### Problem to solve
All lines featuring the string "Santa" are to be listed.

* begin Dataset extract *

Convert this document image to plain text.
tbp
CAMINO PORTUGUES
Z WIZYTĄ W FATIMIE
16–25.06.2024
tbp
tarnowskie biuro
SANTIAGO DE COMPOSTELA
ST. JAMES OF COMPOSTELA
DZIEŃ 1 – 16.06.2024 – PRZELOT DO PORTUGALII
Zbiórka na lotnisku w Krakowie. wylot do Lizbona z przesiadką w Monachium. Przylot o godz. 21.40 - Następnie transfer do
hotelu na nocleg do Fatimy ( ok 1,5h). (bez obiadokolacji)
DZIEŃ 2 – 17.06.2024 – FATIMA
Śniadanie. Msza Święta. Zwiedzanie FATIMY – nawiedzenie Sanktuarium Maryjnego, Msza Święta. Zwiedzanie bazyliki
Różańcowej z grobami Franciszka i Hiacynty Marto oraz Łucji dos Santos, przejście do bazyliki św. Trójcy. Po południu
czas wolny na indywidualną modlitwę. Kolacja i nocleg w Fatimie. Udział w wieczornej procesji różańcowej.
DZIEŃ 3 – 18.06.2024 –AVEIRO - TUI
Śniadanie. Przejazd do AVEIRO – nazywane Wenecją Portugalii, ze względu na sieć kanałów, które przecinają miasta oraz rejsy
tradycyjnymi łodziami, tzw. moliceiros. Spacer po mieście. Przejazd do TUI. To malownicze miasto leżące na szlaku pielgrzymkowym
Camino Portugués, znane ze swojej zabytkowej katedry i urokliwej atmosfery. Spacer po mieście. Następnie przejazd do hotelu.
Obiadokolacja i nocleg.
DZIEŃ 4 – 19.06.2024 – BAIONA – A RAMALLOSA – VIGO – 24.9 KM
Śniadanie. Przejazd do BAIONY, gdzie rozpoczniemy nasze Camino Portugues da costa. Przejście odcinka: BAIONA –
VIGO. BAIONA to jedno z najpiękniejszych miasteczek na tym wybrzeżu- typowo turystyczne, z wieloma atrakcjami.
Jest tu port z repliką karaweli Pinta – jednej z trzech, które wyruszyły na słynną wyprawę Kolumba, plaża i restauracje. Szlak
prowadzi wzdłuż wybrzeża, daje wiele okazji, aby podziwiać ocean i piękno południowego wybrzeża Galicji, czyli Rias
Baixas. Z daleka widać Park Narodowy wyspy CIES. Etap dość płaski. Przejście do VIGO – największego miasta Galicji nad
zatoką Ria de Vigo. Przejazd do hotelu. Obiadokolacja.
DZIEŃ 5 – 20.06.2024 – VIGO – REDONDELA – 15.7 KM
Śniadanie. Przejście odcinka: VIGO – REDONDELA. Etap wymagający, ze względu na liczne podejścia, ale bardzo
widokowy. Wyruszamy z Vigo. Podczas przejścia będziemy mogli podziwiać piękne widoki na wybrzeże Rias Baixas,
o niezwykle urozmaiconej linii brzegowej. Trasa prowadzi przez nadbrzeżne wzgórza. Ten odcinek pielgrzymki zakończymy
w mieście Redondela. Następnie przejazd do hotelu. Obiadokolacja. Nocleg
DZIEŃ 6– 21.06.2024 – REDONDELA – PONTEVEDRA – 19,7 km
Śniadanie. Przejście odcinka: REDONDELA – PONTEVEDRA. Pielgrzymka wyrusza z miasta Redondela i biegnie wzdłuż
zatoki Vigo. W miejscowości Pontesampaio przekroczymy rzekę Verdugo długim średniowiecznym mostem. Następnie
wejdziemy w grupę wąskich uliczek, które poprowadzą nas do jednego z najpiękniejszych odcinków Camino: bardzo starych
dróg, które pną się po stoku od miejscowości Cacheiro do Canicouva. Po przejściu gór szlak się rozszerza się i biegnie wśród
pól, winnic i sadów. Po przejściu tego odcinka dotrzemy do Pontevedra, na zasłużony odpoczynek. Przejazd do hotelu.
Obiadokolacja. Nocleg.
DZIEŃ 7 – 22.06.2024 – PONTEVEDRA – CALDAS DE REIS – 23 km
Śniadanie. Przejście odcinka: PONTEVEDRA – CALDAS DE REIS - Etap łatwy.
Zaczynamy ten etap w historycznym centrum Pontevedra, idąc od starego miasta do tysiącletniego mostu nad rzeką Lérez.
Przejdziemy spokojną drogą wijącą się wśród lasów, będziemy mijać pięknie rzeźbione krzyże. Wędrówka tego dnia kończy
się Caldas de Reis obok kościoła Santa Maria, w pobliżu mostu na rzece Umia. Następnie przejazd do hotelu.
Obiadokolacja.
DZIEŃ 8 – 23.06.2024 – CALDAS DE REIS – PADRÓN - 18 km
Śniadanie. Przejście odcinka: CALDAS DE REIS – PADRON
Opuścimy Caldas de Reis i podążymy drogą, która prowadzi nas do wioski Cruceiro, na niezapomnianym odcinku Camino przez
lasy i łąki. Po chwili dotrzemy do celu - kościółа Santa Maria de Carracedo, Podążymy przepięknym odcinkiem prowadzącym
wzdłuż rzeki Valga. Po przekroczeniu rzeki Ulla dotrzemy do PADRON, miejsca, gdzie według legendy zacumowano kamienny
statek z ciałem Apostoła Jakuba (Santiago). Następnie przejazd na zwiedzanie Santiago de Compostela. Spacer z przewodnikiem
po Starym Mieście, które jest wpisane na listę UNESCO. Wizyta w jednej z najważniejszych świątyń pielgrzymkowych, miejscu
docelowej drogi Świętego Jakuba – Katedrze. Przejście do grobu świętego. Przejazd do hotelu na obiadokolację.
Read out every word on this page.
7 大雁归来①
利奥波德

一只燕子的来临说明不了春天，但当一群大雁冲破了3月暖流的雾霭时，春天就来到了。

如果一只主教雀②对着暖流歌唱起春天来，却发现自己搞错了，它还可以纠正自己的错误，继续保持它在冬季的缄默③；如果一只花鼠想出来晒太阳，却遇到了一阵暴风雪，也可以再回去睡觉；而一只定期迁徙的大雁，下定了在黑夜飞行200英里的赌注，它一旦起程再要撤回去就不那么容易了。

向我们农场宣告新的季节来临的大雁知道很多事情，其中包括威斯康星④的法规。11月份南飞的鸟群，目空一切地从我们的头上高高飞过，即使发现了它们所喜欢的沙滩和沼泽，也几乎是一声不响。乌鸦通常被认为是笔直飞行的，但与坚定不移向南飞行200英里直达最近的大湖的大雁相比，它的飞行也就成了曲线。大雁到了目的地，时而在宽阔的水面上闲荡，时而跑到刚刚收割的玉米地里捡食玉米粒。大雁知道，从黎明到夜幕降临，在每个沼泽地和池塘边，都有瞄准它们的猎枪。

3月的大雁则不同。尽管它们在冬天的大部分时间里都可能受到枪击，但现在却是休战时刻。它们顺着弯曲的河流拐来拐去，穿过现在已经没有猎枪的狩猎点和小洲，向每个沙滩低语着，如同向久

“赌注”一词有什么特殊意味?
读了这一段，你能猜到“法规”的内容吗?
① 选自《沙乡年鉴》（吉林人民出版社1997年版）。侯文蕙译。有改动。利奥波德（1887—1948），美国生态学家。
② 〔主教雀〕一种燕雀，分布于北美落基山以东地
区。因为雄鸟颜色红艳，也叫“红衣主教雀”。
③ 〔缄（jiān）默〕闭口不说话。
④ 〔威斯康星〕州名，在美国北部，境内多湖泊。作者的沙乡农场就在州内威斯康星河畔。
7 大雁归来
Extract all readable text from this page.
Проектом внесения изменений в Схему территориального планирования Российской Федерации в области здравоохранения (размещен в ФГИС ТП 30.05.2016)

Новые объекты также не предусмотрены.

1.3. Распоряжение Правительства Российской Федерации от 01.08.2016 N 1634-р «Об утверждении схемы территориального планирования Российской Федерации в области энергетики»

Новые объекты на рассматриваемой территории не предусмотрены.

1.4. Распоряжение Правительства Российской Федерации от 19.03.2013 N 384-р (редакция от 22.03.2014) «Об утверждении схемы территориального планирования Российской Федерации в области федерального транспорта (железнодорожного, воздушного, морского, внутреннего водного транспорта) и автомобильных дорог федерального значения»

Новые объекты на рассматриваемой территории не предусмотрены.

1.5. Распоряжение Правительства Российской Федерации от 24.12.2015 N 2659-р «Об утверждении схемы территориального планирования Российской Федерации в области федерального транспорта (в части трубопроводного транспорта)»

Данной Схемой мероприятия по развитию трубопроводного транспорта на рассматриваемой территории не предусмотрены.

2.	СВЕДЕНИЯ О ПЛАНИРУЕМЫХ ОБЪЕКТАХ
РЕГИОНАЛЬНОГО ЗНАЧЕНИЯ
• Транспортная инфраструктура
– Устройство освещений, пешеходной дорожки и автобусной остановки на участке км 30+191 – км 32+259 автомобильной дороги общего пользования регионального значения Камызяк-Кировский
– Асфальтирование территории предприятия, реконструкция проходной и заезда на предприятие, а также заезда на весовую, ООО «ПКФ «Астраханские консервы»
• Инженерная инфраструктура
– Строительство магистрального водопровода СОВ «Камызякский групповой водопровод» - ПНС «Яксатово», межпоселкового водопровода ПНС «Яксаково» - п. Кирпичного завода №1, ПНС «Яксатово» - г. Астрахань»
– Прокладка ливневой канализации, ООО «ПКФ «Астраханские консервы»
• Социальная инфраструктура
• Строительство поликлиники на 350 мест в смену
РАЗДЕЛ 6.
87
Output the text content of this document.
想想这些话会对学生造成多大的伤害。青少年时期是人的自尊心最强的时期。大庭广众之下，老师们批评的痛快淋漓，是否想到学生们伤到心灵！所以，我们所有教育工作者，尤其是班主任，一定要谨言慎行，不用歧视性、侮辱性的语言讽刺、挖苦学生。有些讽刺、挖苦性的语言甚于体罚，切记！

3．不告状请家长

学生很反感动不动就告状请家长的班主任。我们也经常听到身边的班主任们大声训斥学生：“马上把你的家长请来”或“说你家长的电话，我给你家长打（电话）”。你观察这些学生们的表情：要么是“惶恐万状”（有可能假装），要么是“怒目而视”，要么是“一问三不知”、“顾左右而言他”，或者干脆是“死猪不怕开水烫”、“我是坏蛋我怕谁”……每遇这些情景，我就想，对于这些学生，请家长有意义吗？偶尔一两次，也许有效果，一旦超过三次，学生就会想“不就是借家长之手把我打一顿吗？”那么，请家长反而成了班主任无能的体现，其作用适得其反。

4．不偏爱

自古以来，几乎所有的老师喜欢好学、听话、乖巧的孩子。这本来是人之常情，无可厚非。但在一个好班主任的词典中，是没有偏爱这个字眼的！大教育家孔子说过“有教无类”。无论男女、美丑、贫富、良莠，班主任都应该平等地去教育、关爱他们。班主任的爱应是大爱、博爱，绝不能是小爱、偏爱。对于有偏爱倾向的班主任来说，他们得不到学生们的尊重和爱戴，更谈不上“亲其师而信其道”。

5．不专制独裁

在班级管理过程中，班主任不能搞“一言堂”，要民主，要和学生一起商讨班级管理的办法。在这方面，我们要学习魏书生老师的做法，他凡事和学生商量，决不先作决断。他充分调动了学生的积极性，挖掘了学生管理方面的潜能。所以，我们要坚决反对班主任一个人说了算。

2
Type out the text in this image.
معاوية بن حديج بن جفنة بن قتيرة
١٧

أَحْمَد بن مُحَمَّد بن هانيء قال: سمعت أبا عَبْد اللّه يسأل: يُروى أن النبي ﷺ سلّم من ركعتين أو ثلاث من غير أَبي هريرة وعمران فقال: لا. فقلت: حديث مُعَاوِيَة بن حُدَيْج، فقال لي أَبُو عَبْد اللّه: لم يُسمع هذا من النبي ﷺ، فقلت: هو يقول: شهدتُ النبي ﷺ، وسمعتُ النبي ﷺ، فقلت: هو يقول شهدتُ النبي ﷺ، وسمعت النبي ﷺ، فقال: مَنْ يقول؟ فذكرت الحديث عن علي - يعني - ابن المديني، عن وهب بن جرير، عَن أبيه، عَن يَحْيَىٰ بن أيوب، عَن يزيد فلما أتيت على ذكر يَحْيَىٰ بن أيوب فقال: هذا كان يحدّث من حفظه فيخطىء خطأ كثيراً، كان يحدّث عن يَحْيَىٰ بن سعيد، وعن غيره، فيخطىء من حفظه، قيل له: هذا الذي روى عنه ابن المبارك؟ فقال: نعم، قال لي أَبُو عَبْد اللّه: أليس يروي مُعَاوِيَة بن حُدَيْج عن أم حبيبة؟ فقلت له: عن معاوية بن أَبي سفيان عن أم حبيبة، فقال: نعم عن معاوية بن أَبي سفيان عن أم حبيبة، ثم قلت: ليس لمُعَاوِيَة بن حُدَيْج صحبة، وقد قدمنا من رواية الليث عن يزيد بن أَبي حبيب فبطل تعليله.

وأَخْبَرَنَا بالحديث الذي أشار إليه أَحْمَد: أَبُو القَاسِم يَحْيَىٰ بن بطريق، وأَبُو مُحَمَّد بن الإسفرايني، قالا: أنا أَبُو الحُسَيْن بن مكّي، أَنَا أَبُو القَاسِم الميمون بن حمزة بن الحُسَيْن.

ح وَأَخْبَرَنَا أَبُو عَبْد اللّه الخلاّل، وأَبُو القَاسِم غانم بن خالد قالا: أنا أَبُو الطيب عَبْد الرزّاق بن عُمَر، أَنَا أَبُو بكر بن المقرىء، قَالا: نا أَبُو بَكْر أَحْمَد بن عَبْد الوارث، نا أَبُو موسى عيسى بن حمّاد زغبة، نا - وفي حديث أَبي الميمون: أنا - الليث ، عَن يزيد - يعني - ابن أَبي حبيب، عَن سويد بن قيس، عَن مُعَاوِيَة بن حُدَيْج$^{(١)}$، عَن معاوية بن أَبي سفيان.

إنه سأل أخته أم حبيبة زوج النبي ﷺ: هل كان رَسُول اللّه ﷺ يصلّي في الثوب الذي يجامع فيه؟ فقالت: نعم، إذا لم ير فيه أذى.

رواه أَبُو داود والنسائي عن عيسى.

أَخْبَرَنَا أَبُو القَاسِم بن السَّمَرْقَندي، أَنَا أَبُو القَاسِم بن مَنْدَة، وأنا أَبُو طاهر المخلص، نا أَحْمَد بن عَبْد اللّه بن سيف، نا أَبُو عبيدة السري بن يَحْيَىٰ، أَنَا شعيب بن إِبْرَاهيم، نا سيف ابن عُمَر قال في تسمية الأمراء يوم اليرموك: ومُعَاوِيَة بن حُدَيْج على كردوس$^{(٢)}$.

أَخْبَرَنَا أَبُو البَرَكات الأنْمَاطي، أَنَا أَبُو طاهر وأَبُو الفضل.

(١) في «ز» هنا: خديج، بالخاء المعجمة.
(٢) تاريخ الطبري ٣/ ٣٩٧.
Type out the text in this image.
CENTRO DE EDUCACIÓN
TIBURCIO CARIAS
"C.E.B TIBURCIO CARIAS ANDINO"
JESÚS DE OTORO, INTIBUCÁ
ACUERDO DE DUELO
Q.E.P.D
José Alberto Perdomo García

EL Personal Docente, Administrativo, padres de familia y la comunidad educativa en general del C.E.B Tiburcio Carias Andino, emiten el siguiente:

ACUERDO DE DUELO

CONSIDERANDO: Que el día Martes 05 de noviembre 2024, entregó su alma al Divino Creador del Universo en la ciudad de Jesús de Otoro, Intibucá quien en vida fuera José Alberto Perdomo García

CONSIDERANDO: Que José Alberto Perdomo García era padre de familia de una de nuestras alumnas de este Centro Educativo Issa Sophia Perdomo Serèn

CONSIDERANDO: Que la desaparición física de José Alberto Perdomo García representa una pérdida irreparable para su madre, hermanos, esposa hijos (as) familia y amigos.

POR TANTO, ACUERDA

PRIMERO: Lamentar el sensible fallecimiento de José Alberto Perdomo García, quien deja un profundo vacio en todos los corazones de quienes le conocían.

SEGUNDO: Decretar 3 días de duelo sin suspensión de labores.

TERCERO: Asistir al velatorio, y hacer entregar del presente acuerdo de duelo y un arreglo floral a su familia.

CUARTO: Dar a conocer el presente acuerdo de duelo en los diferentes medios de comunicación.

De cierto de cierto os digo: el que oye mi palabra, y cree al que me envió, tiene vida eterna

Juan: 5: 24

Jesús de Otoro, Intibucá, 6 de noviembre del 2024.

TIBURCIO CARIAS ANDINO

* end Dataset extract *

### Task response
się Caldas de Reis obok kościoła Santa Maria, w pobliżu mostu na rzece Umia. Następnie przejazd do hotelu.
lasy i łąki. Po chwili dotrzemy do celu - kościółа Santa Maria de Carracedo, Podążymy przepięknym odcinkiem prowadzącym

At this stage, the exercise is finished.